Task directions: Output the records. Match them exactly.

Provided entries:
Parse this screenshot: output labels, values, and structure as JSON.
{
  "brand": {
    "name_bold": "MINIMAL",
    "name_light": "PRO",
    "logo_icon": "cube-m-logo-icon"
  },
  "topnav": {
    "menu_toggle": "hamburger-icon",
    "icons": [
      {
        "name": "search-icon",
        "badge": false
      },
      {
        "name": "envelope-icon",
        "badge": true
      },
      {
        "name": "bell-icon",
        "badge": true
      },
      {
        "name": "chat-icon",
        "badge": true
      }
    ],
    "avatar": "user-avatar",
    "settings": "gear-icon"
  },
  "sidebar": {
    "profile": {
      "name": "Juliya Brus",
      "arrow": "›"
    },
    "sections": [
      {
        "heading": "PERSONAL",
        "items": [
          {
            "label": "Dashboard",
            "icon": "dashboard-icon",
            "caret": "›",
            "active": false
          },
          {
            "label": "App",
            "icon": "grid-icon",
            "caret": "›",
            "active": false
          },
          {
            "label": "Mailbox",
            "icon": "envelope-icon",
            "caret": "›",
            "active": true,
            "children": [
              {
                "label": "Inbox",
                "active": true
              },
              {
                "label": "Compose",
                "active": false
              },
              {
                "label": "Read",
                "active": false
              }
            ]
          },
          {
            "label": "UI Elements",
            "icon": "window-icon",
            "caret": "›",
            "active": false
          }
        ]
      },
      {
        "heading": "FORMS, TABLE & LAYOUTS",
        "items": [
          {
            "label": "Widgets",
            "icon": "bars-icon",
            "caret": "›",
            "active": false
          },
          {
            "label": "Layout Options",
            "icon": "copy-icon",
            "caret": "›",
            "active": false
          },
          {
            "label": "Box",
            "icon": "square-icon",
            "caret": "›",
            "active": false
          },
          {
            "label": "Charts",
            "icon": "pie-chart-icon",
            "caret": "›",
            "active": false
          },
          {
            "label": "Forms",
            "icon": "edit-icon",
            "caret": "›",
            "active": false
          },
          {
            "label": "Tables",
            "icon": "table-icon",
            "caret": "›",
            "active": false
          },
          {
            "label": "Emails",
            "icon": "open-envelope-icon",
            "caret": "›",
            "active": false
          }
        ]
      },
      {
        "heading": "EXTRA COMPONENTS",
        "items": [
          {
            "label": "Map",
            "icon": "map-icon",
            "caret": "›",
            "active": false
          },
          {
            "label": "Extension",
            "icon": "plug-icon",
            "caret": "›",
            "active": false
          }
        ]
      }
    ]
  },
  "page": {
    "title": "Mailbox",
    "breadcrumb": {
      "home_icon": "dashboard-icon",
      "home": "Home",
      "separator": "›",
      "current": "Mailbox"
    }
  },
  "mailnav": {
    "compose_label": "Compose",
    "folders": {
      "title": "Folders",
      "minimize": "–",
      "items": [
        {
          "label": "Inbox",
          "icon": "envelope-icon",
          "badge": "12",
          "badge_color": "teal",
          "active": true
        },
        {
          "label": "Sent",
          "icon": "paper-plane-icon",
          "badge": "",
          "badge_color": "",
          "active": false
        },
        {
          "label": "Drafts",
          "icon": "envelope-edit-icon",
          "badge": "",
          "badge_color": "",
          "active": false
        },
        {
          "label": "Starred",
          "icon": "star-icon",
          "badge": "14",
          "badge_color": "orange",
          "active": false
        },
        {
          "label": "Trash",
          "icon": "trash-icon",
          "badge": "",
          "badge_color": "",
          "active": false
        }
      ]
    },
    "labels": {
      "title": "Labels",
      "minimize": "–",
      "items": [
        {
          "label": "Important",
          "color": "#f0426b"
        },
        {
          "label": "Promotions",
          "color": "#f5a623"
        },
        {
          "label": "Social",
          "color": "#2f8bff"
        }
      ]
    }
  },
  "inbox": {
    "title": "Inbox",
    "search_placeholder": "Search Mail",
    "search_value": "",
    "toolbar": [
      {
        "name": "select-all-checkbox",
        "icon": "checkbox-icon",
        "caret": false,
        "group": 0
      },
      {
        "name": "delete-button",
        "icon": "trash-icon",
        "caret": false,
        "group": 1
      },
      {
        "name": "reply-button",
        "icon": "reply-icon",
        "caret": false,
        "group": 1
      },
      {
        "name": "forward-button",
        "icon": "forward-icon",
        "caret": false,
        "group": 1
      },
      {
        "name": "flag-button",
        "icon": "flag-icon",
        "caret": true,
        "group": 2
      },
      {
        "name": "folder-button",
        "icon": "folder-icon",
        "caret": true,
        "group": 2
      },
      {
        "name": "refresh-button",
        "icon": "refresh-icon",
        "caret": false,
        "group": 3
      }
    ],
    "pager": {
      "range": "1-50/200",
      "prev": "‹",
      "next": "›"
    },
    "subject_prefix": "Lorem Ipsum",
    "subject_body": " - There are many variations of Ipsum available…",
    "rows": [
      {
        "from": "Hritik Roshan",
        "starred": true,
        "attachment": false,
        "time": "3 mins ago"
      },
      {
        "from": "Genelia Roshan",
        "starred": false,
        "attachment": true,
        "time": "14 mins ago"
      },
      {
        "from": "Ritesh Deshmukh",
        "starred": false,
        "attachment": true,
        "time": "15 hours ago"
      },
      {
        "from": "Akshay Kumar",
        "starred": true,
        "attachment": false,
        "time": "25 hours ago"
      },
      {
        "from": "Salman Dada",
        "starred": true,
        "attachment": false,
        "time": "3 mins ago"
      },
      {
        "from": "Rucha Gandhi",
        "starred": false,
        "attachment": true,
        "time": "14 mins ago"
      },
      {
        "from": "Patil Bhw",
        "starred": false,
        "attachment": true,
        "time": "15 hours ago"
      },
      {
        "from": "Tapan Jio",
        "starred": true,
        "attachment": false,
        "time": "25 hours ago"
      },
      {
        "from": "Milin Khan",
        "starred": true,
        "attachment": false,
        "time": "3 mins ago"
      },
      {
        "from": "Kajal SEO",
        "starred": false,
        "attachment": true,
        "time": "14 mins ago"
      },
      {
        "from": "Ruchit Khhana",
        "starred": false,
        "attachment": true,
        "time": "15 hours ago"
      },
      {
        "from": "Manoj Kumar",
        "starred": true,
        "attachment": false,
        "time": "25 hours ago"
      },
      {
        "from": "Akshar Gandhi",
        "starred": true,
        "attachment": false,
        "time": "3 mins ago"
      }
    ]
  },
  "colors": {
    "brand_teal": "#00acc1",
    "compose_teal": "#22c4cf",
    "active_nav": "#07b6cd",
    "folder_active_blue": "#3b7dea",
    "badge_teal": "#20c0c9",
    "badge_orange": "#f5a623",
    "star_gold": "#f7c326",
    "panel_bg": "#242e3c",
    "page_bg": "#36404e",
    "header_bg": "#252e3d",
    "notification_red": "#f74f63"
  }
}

The response:
Parse this screenshot: output labels, values, and structure as JSON.
{
  "brand": {
    "name_bold": "MINIMAL",
    "name_light": "PRO",
    "logo_icon": "cube-m-logo-icon"
  },
  "topnav": {
    "menu_toggle": "hamburger-icon",
    "icons": [
      {
        "name": "search-icon",
        "badge": false
      },
      {
        "name": "envelope-icon",
        "badge": true
      },
      {
        "name": "bell-icon",
        "badge": true
      },
      {
        "name": "chat-icon",
        "badge": true
      }
    ],
    "avatar": "user-avatar",
    "settings": "gear-icon"
  },
  "sidebar": {
    "profile": {
      "name": "Juliya Brus",
      "arrow": "›"
    },
    "sections": [
      {
        "heading": "PERSONAL",
        "items": [
          {
            "label": "Dashboard",
            "icon": "dashboard-icon",
            "caret": "›",
            "active": false
          },
          {
            "label": "App",
            "icon": "grid-icon",
            "caret": "›",
            "active": false
          },
          {
            "label": "Mailbox",
            "icon": "envelope-icon",
            "caret": "›",
            "active": true,
            "children": [
              {
                "label": "Inbox",
                "active": true
              },
              {
                "label": "Compose",
                "active": false
              },
              {
                "label": "Read",
                "active": false
              }
            ]
          },
          {
            "label": "UI Elements",
            "icon": "window-icon",
            "caret": "›",
            "active": false
          }
        ]
      },
      {
        "heading": "FORMS, TABLE & LAYOUTS",
        "items": [
          {
            "label": "Widgets",
            "icon": "bars-icon",
            "caret": "›",
            "active": false
          },
          {
            "label": "Layout Options",
            "icon": "copy-icon",
            "caret": "›",
            "active": false
          },
          {
            "label": "Box",
            "icon": "square-icon",
            "caret": "›",
            "active": false
          },
          {
            "label": "Charts",
            "icon": "pie-chart-icon",
            "caret": "›",
            "active": false
          },
          {
            "label": "Forms",
            "icon": "edit-icon",
            "caret": "›",
            "active": false
          },
          {
            "label": "Tables",
            "icon": "table-icon",
            "caret": "›",
            "active": false
          },
          {
            "label": "Emails",
            "icon": "open-envelope-icon",
            "caret": "›",
            "active": false
          }
        ]
      },
      {
        "heading": "EXTRA COMPONENTS",
        "items": [
          {
            "label": "Map",
            "icon": "map-icon",
            "caret": "›",
            "active": false
          },
          {
            "label": "Extension",
            "icon": "plug-icon",
            "caret": "›",
            "active": false
          }
        ]
      }
    ]
  },
  "page": {
    "title": "Mailbox",
    "breadcrumb": {
      "home_icon": "dashboard-icon",
      "home": "Home",
      "separator": "›",
      "current": "Mailbox"
    }
  },
  "mailnav": {
    "compose_label": "Compose",
    "folders": {
      "title": "Folders",
      "minimize": "–",
      "items": [
        {
          "label": "Inbox",
          "icon": "envelope-icon",
          "badge": "12",
          "badge_color": "teal",
          "active": true
        },
        {
          "label": "Sent",
          "icon": "paper-plane-icon",
          "badge": "",
          "badge_color": "",
          "active": false
        },
        {
          "label": "Drafts",
          "icon": "envelope-edit-icon",
          "badge": "",
          "badge_color": "",
          "active": false
        },
        {
          "label": "Starred",
          "icon": "star-icon",
          "badge": "14",
          "badge_color": "orange",
          "active": false
        },
        {
          "label": "Trash",
          "icon": "trash-icon",
          "badge": "",
          "badge_color": "",
          "active": false
        }
      ]
    },
    "labels": {
      "title": "Labels",
      "minimize": "–",
      "items": [
        {
          "label": "Important",
          "color": "#f0426b"
        },
        {
          "label": "Promotions",
          "color": "#f5a623"
        },
        {
          "label": "Social",
          "color": "#2f8bff"
        }
      ]
    }
  },
  "inbox": {
    "title": "Inbox",
    "search_placeholder": "Search Mail",
    "search_value": "",
    "toolbar": [
      {
        "name": "select-all-checkbox",
        "icon": "checkbox-icon",
        "caret": false,
        "group": 0
      },
      {
        "name": "delete-button",
        "icon": "trash-icon",
        "caret": false,
        "group": 1
      },
      {
        "name": "reply-button",
        "icon": "reply-icon",
        "caret": false,
        "group": 1
      },
      {
        "name": "forward-button",
        "icon": "forward-icon",
        "caret": false,
        "group": 1
      },
      {
        "name": "flag-button",
        "icon": "flag-icon",
        "caret": true,
        "group": 2
      },
      {
        "name": "folder-button",
        "icon": "folder-icon",
        "caret": true,
        "group": 2
      },
      {
        "name": "refresh-button",
        "icon": "refresh-icon",
        "caret": false,
        "group": 3
      }
    ],
    "pager": {
      "range": "1-50/200",
      "prev": "‹",
      "next": "›"
    },
    "subject_prefix": "Lorem Ipsum",
    "subject_body": " - There are many variations of Ipsum available…",
    "rows": [
      {
        "from": "Hritik Roshan",
        "starred": true,
        "attachment": false,
        "time": "3 mins ago"
      },
      {
        "from": "Genelia Roshan",
        "starred": false,
        "attachment": true,
        "time": "14 mins ago"
      },
      {
        "from": "Ritesh Deshmukh",
        "starred": false,
        "attachment": true,
        "time": "15 hours ago"
      },
      {
        "from": "Akshay Kumar",
        "starred": true,
        "attachment": false,
        "time": "25 hours ago"
      },
      {
        "from": "Salman Dada",
        "starred": true,
        "attachment": false,
        "time": "3 mins ago"
      },
      {
        "from": "Rucha Gandhi",
        "starred": false,
        "attachment": true,
        "time": "14 mins ago"
      },
      {
        "from": "Patil Bhw",
        "starred": false,
        "attachment": true,
        "time": "15 hours ago"
      },
      {
        "from": "Tapan Jio",
        "starred": true,
        "attachment": false,
        "time": "25 hours ago"
      },
      {
        "from": "Milin Khan",
        "starred": true,
        "attachment": false,
        "time": "3 mins ago"
      },
      {
        "from": "Kajal SEO",
        "starred": false,
        "attachment": true,
        "time": "14 mins ago"
      },
      {
        "from": "Ruchit Khhana",
        "starred": false,
        "attachment": true,
        "time": "15 hours ago"
      },
      {
        "from": "Manoj Kumar",
        "starred": true,
        "attachment": false,
        "time": "25 hours ago"
      },
      {
        "from": "Akshar Gandhi",
        "starred": true,
        "attachment": false,
        "time": "3 mins ago"
      }
    ]
  },
  "colors": {
    "brand_teal": "#00acc1",
    "compose_teal": "#22c4cf",
    "active_nav": "#07b6cd",
    "folder_active_blue": "#3b7dea",
    "badge_teal": "#20c0c9",
    "badge_orange": "#f5a623",
    "star_gold": "#f7c326",
    "panel_bg": "#242e3c",
    "page_bg": "#36404e",
    "header_bg": "#252e3d",
    "notification_red": "#f74f63"
  }
}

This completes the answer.